* _WHAT IS ASKED_: Your task is to transcribe the data in full.

Dataset excerpt

::::::::::

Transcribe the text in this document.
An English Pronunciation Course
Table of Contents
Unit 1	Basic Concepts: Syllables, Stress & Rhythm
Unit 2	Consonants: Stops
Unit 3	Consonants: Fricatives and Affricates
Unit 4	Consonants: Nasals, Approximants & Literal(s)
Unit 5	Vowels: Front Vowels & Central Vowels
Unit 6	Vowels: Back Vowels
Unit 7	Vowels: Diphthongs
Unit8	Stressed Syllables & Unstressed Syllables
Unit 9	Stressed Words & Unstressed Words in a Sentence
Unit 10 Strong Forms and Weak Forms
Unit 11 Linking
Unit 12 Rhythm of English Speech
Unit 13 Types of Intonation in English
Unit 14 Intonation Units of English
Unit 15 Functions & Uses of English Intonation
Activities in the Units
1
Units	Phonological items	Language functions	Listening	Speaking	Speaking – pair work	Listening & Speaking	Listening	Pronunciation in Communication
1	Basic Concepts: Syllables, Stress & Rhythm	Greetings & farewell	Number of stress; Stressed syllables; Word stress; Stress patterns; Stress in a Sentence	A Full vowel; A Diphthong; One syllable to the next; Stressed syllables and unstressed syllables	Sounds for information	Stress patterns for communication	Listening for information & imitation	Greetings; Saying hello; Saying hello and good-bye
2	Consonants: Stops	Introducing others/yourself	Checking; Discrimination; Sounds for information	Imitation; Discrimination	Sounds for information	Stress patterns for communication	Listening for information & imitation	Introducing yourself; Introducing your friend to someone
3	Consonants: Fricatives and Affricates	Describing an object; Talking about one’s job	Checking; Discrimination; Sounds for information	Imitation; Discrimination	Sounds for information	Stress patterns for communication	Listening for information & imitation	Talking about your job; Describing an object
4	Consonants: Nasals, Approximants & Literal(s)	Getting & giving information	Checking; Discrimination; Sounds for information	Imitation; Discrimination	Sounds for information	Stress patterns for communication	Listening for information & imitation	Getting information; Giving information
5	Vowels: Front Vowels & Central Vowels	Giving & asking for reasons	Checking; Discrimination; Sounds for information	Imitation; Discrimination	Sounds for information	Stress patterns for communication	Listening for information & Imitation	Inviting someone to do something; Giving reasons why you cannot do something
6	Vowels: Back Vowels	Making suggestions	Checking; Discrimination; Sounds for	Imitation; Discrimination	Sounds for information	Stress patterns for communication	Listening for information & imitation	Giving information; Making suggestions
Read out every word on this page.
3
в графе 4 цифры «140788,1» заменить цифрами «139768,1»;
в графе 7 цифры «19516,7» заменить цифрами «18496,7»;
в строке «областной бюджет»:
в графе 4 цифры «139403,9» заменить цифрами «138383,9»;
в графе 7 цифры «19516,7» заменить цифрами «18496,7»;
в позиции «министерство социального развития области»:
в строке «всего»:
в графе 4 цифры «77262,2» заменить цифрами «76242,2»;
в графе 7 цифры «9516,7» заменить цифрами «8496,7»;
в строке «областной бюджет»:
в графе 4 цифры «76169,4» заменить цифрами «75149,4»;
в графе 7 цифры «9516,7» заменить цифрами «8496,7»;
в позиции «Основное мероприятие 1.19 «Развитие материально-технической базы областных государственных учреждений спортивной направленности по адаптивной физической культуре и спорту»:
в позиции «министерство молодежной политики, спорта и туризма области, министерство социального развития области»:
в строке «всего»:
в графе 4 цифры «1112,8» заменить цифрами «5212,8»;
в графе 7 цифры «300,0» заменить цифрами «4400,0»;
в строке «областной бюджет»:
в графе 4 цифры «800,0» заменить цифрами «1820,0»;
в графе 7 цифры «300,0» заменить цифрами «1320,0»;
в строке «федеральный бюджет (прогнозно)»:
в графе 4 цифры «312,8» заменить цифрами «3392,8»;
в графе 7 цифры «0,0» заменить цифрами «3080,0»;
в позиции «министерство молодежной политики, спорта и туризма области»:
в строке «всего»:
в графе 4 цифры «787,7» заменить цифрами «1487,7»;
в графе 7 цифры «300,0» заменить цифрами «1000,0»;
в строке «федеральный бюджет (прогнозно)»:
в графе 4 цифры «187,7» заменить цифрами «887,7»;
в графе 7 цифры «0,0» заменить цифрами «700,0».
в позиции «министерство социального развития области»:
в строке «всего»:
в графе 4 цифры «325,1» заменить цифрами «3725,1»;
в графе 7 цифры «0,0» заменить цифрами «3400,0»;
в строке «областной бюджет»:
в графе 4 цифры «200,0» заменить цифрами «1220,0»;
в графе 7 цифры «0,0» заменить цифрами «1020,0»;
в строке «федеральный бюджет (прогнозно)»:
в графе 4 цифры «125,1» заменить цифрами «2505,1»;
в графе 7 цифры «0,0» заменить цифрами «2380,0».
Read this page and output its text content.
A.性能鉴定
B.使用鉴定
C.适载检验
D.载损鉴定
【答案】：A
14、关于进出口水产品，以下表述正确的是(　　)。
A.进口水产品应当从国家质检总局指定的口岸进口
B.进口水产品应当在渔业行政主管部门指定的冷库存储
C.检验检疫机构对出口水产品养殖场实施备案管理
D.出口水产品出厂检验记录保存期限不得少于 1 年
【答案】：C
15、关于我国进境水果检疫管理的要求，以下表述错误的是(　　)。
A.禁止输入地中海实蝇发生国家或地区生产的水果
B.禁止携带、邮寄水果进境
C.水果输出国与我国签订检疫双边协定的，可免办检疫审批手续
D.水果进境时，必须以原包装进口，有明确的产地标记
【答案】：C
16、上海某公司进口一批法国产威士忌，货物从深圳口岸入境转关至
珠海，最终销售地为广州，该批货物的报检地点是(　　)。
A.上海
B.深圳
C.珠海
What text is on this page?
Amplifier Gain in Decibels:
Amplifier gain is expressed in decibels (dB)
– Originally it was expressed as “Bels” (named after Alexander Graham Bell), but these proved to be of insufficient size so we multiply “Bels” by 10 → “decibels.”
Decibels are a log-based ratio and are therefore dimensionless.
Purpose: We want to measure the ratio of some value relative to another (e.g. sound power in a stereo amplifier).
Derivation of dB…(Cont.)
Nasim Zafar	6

::::::::::

* _WORKED ANSWER_:
Transcribe the text in this document.
An English Pronunciation Course
Table of Contents
Unit 1	Basic Concepts: Syllables, Stress & Rhythm
Unit 2	Consonants: Stops
Unit 3	Consonants: Fricatives and Affricates
Unit 4	Consonants: Nasals, Approximants & Literal(s)
Unit 5	Vowels: Front Vowels & Central Vowels
Unit 6	Vowels: Back Vowels
Unit 7	Vowels: Diphthongs
Unit8	Stressed Syllables & Unstressed Syllables
Unit 9	Stressed Words & Unstressed Words in a Sentence
Unit 10 Strong Forms and Weak Forms
Unit 11 Linking
Unit 12 Rhythm of English Speech
Unit 13 Types of Intonation in English
Unit 14 Intonation Units of English
Unit 15 Functions & Uses of English Intonation
Activities in the Units
1
Units	Phonological items	Language functions	Listening	Speaking	Speaking – pair work	Listening & Speaking	Listening	Pronunciation in Communication
1	Basic Concepts: Syllables, Stress & Rhythm	Greetings & farewell	Number of stress; Stressed syllables; Word stress; Stress patterns; Stress in a Sentence	A Full vowel; A Diphthong; One syllable to the next; Stressed syllables and unstressed syllables	Sounds for information	Stress patterns for communication	Listening for information & imitation	Greetings; Saying hello; Saying hello and good-bye
2	Consonants: Stops	Introducing others/yourself	Checking; Discrimination; Sounds for information	Imitation; Discrimination	Sounds for information	Stress patterns for communication	Listening for information & imitation	Introducing yourself; Introducing your friend to someone
3	Consonants: Fricatives and Affricates	Describing an object; Talking about one’s job	Checking; Discrimination; Sounds for information	Imitation; Discrimination	Sounds for information	Stress patterns for communication	Listening for information & imitation	Talking about your job; Describing an object
4	Consonants: Nasals, Approximants & Literal(s)	Getting & giving information	Checking; Discrimination; Sounds for information	Imitation; Discrimination	Sounds for information	Stress patterns for communication	Listening for information & imitation	Getting information; Giving information
5	Vowels: Front Vowels & Central Vowels	Giving & asking for reasons	Checking; Discrimination; Sounds for information	Imitation; Discrimination	Sounds for information	Stress patterns for communication	Listening for information & Imitation	Inviting someone to do something; Giving reasons why you cannot do something
6	Vowels: Back Vowels	Making suggestions	Checking; Discrimination; Sounds for	Imitation; Discrimination	Sounds for information	Stress patterns for communication	Listening for information & imitation	Giving information; Making suggestions
Read out every word on this page.
3
в графе 4 цифры «140788,1» заменить цифрами «139768,1»;
в графе 7 цифры «19516,7» заменить цифрами «18496,7»;
в строке «областной бюджет»:
в графе 4 цифры «139403,9» заменить цифрами «138383,9»;
в графе 7 цифры «19516,7» заменить цифрами «18496,7»;
в позиции «министерство социального развития области»:
в строке «всего»:
в графе 4 цифры «77262,2» заменить цифрами «76242,2»;
в графе 7 цифры «9516,7» заменить цифрами «8496,7»;
в строке «областной бюджет»:
в графе 4 цифры «76169,4» заменить цифрами «75149,4»;
в графе 7 цифры «9516,7» заменить цифрами «8496,7»;
в позиции «Основное мероприятие 1.19 «Развитие материально-технической базы областных государственных учреждений спортивной направленности по адаптивной физической культуре и спорту»:
в позиции «министерство молодежной политики, спорта и туризма области, министерство социального развития области»:
в строке «всего»:
в графе 4 цифры «1112,8» заменить цифрами «5212,8»;
в графе 7 цифры «300,0» заменить цифрами «4400,0»;
в строке «областной бюджет»:
в графе 4 цифры «800,0» заменить цифрами «1820,0»;
в графе 7 цифры «300,0» заменить цифрами «1320,0»;
в строке «федеральный бюджет (прогнозно)»:
в графе 4 цифры «312,8» заменить цифрами «3392,8»;
в графе 7 цифры «0,0» заменить цифрами «3080,0»;
в позиции «министерство молодежной политики, спорта и туризма области»:
в строке «всего»:
в графе 4 цифры «787,7» заменить цифрами «1487,7»;
в графе 7 цифры «300,0» заменить цифрами «1000,0»;
в строке «федеральный бюджет (прогнозно)»:
в графе 4 цифры «187,7» заменить цифрами «887,7»;
в графе 7 цифры «0,0» заменить цифрами «700,0».
в позиции «министерство социального развития области»:
в строке «всего»:
в графе 4 цифры «325,1» заменить цифрами «3725,1»;
в графе 7 цифры «0,0» заменить цифрами «3400,0»;
в строке «областной бюджет»:
в графе 4 цифры «200,0» заменить цифрами «1220,0»;
в графе 7 цифры «0,0» заменить цифрами «1020,0»;
в строке «федеральный бюджет (прогнозно)»:
в графе 4 цифры «125,1» заменить цифрами «2505,1»;
в графе 7 цифры «0,0» заменить цифрами «2380,0».
Read this page and output its text content.
A.性能鉴定
B.使用鉴定
C.适载检验
D.载损鉴定
【答案】：A
14、关于进出口水产品，以下表述正确的是(　　)。
A.进口水产品应当从国家质检总局指定的口岸进口
B.进口水产品应当在渔业行政主管部门指定的冷库存储
C.检验检疫机构对出口水产品养殖场实施备案管理
D.出口水产品出厂检验记录保存期限不得少于 1 年
【答案】：C
15、关于我国进境水果检疫管理的要求，以下表述错误的是(　　)。
A.禁止输入地中海实蝇发生国家或地区生产的水果
B.禁止携带、邮寄水果进境
C.水果输出国与我国签订检疫双边协定的，可免办检疫审批手续
D.水果进境时，必须以原包装进口，有明确的产地标记
【答案】：C
16、上海某公司进口一批法国产威士忌，货物从深圳口岸入境转关至
珠海，最终销售地为广州，该批货物的报检地点是(　　)。
A.上海
B.深圳
C.珠海
What text is on this page?
Amplifier Gain in Decibels:
Amplifier gain is expressed in decibels (dB)
– Originally it was expressed as “Bels” (named after Alexander Graham Bell), but these proved to be of insufficient size so we multiply “Bels” by 10 → “decibels.”
Decibels are a log-based ratio and are therefore dimensionless.
Purpose: We want to measure the ratio of some value relative to another (e.g. sound power in a stereo amplifier).
Derivation of dB…(Cont.)
Nasim Zafar	6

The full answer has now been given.